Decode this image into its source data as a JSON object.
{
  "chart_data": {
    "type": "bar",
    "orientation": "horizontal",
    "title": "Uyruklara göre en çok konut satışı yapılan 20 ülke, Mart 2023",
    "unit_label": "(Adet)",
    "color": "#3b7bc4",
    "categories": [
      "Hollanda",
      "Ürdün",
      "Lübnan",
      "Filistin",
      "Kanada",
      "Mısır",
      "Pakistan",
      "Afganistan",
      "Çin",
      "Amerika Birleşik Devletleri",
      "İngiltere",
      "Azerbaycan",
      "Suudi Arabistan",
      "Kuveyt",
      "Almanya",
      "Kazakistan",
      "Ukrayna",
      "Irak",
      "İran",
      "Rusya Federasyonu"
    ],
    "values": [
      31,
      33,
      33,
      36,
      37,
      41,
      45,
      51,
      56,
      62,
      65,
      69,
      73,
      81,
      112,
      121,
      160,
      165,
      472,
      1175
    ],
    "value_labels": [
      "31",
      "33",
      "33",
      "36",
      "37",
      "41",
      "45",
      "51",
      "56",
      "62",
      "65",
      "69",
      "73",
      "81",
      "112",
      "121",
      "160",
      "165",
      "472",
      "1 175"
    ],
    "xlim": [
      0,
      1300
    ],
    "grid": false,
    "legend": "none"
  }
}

* [Aim]: Copy out all of the lines above exactly.

* [Answer for this exercise]:
Decode this image into its source data as a JSON object.
{
  "chart_data": {
    "type": "bar",
    "orientation": "horizontal",
    "title": "Uyruklara göre en çok konut satışı yapılan 20 ülke, Mart 2023",
    "unit_label": "(Adet)",
    "color": "#3b7bc4",
    "categories": [
      "Hollanda",
      "Ürdün",
      "Lübnan",
      "Filistin",
      "Kanada",
      "Mısır",
      "Pakistan",
      "Afganistan",
      "Çin",
      "Amerika Birleşik Devletleri",
      "İngiltere",
      "Azerbaycan",
      "Suudi Arabistan",
      "Kuveyt",
      "Almanya",
      "Kazakistan",
      "Ukrayna",
      "Irak",
      "İran",
      "Rusya Federasyonu"
    ],
    "values": [
      31,
      33,
      33,
      36,
      37,
      41,
      45,
      51,
      56,
      62,
      65,
      69,
      73,
      81,
      112,
      121,
      160,
      165,
      472,
      1175
    ],
    "value_labels": [
      "31",
      "33",
      "33",
      "36",
      "37",
      "41",
      "45",
      "51",
      "56",
      "62",
      "65",
      "69",
      "73",
      "81",
      "112",
      "121",
      "160",
      "165",
      "472",
      "1 175"
    ],
    "xlim": [
      0,
      1300
    ],
    "grid": false,
    "legend": "none"
  }
}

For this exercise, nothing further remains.